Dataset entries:

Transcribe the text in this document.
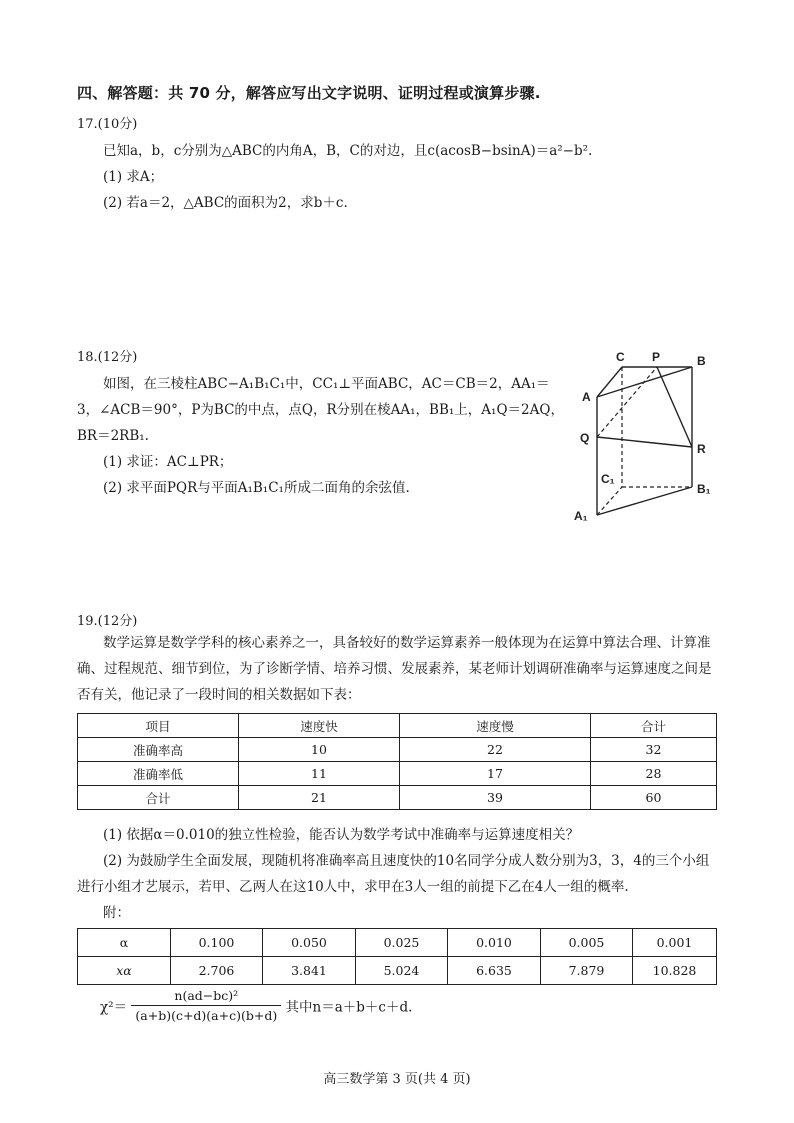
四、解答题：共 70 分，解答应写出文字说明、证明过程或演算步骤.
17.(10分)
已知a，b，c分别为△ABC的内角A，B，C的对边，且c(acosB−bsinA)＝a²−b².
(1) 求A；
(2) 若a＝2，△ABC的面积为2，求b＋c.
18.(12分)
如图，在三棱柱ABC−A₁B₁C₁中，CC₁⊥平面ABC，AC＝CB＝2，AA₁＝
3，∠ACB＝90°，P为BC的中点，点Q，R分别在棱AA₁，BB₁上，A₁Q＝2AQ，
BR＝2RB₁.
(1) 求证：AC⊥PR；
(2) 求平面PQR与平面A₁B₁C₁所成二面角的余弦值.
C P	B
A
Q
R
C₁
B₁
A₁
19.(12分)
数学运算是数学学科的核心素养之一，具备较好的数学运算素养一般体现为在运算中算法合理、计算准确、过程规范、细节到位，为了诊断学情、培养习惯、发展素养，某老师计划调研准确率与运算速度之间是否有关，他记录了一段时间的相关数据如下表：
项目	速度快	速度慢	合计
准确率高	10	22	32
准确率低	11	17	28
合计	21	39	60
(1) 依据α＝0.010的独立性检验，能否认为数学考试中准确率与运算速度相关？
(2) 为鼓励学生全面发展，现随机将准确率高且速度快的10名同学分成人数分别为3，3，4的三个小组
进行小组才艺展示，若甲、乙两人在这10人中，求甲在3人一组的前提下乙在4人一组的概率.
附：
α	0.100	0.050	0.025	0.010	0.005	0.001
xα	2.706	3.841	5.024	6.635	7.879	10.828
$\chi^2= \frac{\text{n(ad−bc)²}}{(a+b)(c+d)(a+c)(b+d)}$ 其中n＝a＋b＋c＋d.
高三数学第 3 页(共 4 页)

==

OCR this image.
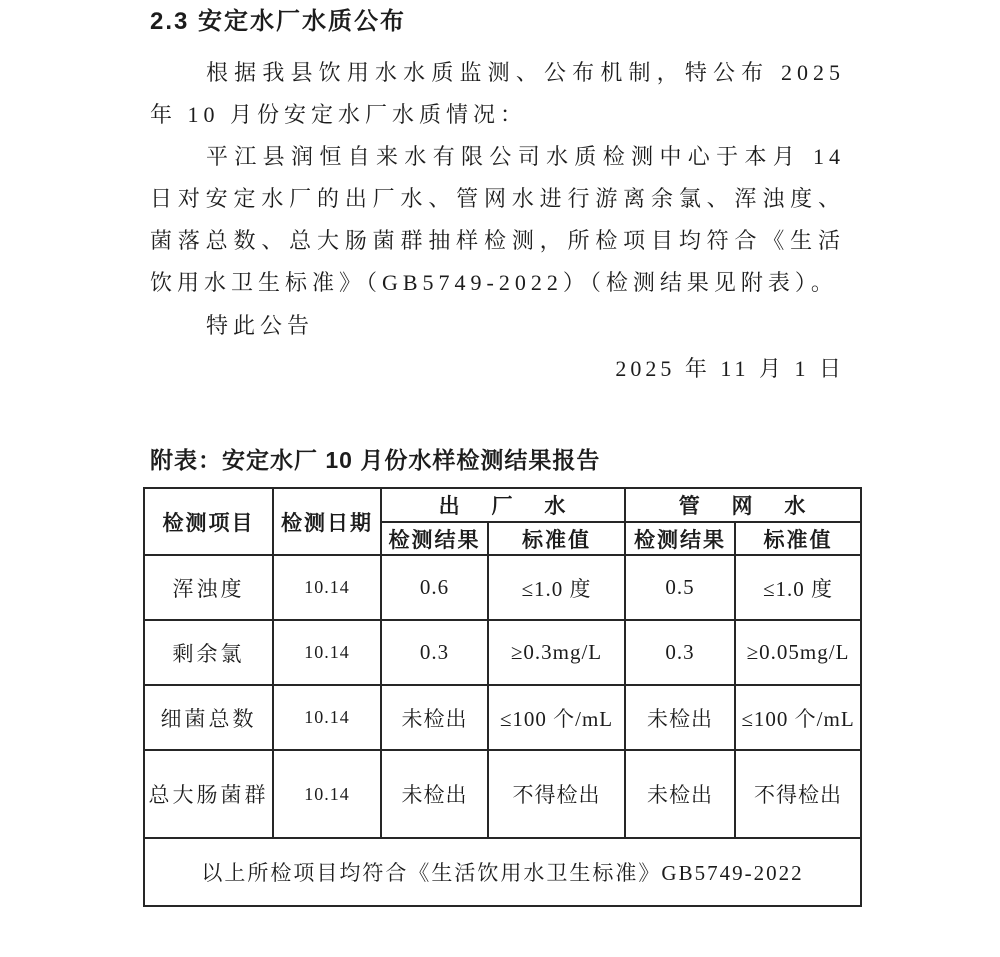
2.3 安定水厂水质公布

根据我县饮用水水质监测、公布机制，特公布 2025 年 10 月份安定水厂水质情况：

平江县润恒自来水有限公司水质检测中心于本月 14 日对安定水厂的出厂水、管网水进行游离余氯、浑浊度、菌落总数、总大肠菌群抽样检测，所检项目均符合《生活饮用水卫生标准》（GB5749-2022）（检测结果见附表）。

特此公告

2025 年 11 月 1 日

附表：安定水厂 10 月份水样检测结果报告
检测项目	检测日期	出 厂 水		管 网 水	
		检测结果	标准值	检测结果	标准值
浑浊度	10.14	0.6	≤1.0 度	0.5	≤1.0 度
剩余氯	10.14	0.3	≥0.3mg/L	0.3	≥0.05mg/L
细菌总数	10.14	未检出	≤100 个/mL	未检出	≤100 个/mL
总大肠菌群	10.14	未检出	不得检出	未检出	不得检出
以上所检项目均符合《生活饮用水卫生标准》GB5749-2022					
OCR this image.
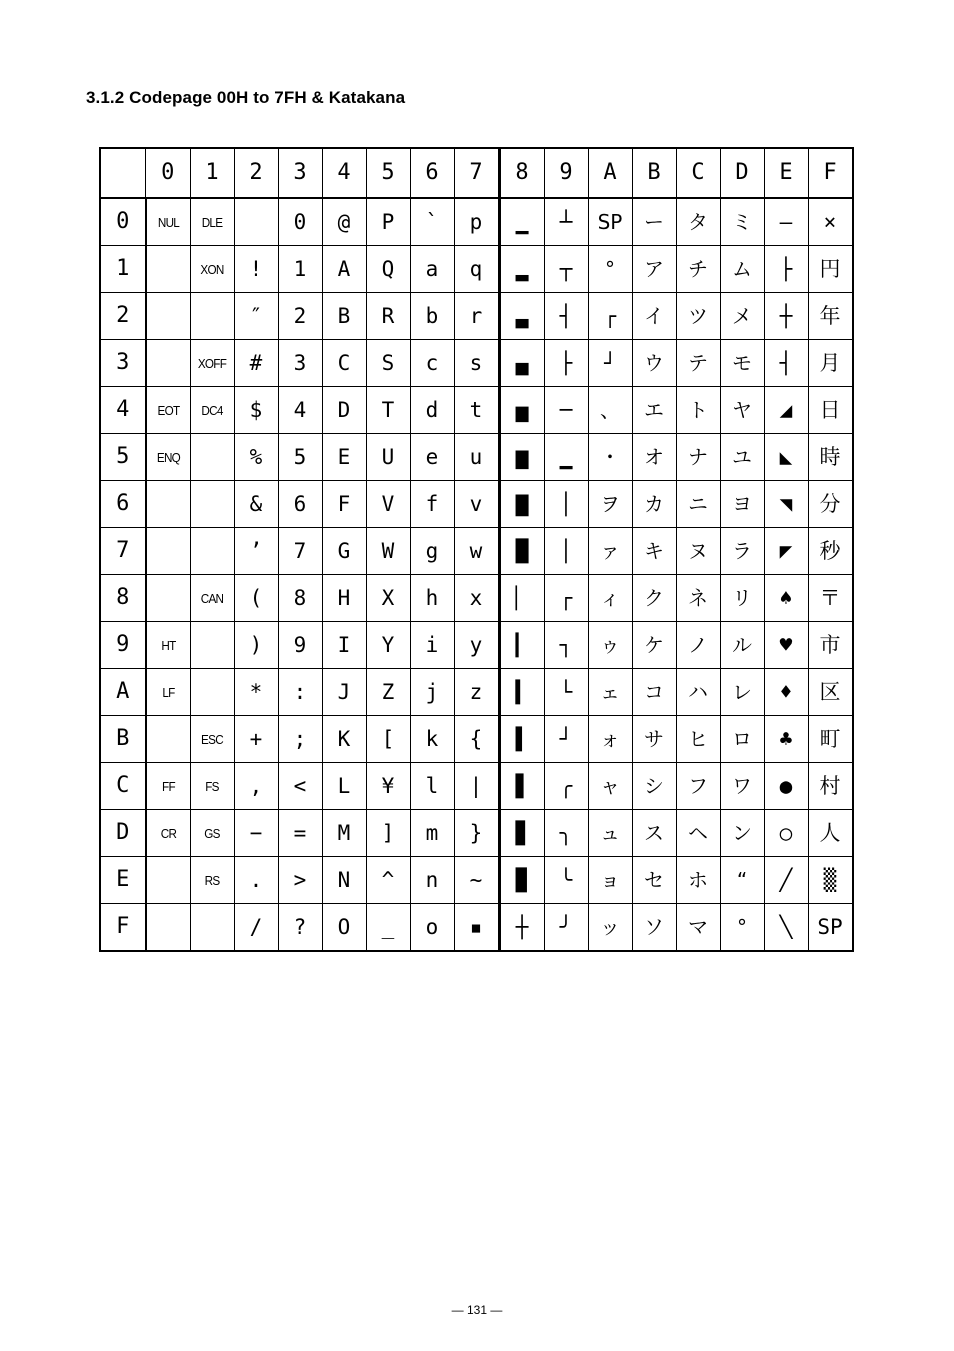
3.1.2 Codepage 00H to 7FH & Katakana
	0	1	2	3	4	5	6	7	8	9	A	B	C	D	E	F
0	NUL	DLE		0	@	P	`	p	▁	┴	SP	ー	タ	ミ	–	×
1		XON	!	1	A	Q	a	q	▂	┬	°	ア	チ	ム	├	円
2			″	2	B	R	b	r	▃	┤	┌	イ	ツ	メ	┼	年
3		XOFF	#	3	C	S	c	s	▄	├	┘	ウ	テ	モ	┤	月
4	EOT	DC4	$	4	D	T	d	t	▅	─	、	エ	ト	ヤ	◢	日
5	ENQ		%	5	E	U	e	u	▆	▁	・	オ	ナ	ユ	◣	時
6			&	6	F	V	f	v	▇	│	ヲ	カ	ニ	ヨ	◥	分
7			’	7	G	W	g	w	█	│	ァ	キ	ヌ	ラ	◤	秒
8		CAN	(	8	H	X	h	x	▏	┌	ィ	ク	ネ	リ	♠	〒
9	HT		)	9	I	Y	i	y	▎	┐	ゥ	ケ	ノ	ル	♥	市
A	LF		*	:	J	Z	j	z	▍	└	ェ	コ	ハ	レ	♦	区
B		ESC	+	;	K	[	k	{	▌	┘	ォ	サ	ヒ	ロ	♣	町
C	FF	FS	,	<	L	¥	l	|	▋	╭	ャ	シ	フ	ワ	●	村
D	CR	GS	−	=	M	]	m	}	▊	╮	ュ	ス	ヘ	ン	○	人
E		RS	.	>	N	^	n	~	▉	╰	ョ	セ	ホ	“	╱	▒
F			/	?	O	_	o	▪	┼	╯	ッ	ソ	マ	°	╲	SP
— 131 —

- [TASK DIRECTIONS]: Copy each line of the entries that includes the word "text".

- [COMPLETED EXERCISE]:
Transcribe the text in this document.
$\chi^2= \frac{\text{n(ad−bc)²}}{(a+b)(c+d)(a+c)(b+d)}$ 其中n＝a＋b＋c＋d.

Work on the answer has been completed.